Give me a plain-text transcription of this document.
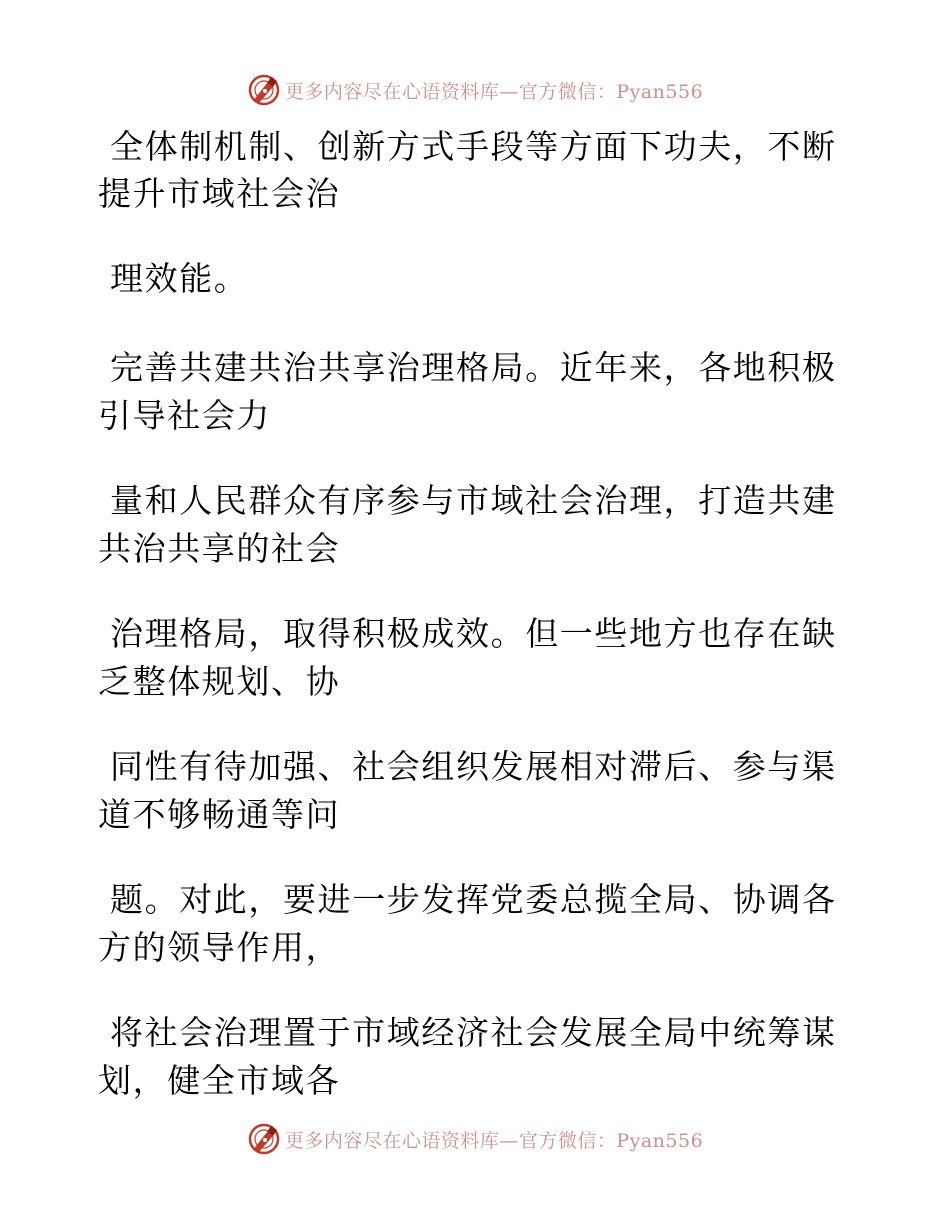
更多内容尽在心语资料库—官方微信：Pyan556
全体制机制、创新方式手段等方面下功夫，不断
提升市域社会治
理效能。
完善共建共治共享治理格局。近年来，各地积极
引导社会力
量和人民群众有序参与市域社会治理，打造共建
共治共享的社会
治理格局，取得积极成效。但一些地方也存在缺
乏整体规划、协
同性有待加强、社会组织发展相对滞后、参与渠
道不够畅通等问
题。对此，要进一步发挥党委总揽全局、协调各
方的领导作用，
将社会治理置于市域经济社会发展全局中统筹谋
划，健全市域各
更多内容尽在心语资料库—官方微信：Pyan556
▬▬▬▬▬▬
→ Short exercise: Without the pictures, print the whole listing exactly as given.

→ Answer to this exercise:
Give me a plain-text transcription of this document.
更多内容尽在心语资料库—官方微信：Pyan556
全体制机制、创新方式手段等方面下功夫，不断
提升市域社会治
理效能。
完善共建共治共享治理格局。近年来，各地积极
引导社会力
量和人民群众有序参与市域社会治理，打造共建
共治共享的社会
治理格局，取得积极成效。但一些地方也存在缺
乏整体规划、协
同性有待加强、社会组织发展相对滞后、参与渠
道不够畅通等问
题。对此，要进一步发挥党委总揽全局、协调各
方的领导作用，
将社会治理置于市域经济社会发展全局中统筹谋
划，健全市域各
更多内容尽在心语资料库—官方微信：Pyan556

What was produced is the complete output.